What you should do:
The records below are to be quoted in full; please keep every word exact.

************

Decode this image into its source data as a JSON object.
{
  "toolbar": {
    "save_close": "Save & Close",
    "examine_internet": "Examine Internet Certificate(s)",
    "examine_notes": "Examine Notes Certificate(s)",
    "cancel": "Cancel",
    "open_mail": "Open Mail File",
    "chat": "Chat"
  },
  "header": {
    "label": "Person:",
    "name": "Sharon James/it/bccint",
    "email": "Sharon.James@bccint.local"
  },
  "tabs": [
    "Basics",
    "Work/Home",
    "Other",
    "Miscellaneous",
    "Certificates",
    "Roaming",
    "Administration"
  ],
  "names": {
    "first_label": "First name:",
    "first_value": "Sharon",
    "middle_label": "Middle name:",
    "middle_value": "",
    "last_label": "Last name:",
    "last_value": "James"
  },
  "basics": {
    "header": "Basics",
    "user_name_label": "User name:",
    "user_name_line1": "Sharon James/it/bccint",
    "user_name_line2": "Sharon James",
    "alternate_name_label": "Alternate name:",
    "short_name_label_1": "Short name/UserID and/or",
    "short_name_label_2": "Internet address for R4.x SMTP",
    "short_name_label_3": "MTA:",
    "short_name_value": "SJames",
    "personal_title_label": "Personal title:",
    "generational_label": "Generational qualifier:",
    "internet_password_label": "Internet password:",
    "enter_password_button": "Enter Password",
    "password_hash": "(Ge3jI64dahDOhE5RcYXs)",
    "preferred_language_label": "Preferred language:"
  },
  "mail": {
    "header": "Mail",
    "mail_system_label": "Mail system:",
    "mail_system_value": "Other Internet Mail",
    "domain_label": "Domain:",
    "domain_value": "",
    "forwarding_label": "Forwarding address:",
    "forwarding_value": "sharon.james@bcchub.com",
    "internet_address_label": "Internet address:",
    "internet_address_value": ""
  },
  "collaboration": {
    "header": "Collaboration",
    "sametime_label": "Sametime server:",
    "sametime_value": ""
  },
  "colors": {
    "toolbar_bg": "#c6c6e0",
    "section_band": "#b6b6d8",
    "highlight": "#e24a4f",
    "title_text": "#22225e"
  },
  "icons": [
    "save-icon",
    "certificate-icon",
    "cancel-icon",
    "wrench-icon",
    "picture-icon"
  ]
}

************

Solution to this task:
Decode this image into its source data as a JSON object.
{
  "toolbar": {
    "save_close": "Save & Close",
    "examine_internet": "Examine Internet Certificate(s)",
    "examine_notes": "Examine Notes Certificate(s)",
    "cancel": "Cancel",
    "open_mail": "Open Mail File",
    "chat": "Chat"
  },
  "header": {
    "label": "Person:",
    "name": "Sharon James/it/bccint",
    "email": "Sharon.James@bccint.local"
  },
  "tabs": [
    "Basics",
    "Work/Home",
    "Other",
    "Miscellaneous",
    "Certificates",
    "Roaming",
    "Administration"
  ],
  "names": {
    "first_label": "First name:",
    "first_value": "Sharon",
    "middle_label": "Middle name:",
    "middle_value": "",
    "last_label": "Last name:",
    "last_value": "James"
  },
  "basics": {
    "header": "Basics",
    "user_name_label": "User name:",
    "user_name_line1": "Sharon James/it/bccint",
    "user_name_line2": "Sharon James",
    "alternate_name_label": "Alternate name:",
    "short_name_label_1": "Short name/UserID and/or",
    "short_name_label_2": "Internet address for R4.x SMTP",
    "short_name_label_3": "MTA:",
    "short_name_value": "SJames",
    "personal_title_label": "Personal title:",
    "generational_label": "Generational qualifier:",
    "internet_password_label": "Internet password:",
    "enter_password_button": "Enter Password",
    "password_hash": "(Ge3jI64dahDOhE5RcYXs)",
    "preferred_language_label": "Preferred language:"
  },
  "mail": {
    "header": "Mail",
    "mail_system_label": "Mail system:",
    "mail_system_value": "Other Internet Mail",
    "domain_label": "Domain:",
    "domain_value": "",
    "forwarding_label": "Forwarding address:",
    "forwarding_value": "sharon.james@bcchub.com",
    "internet_address_label": "Internet address:",
    "internet_address_value": ""
  },
  "collaboration": {
    "header": "Collaboration",
    "sametime_label": "Sametime server:",
    "sametime_value": ""
  },
  "colors": {
    "toolbar_bg": "#c6c6e0",
    "section_band": "#b6b6d8",
    "highlight": "#e24a4f",
    "title_text": "#22225e"
  },
  "icons": [
    "save-icon",
    "certificate-icon",
    "cancel-icon",
    "wrench-icon",
    "picture-icon"
  ]
}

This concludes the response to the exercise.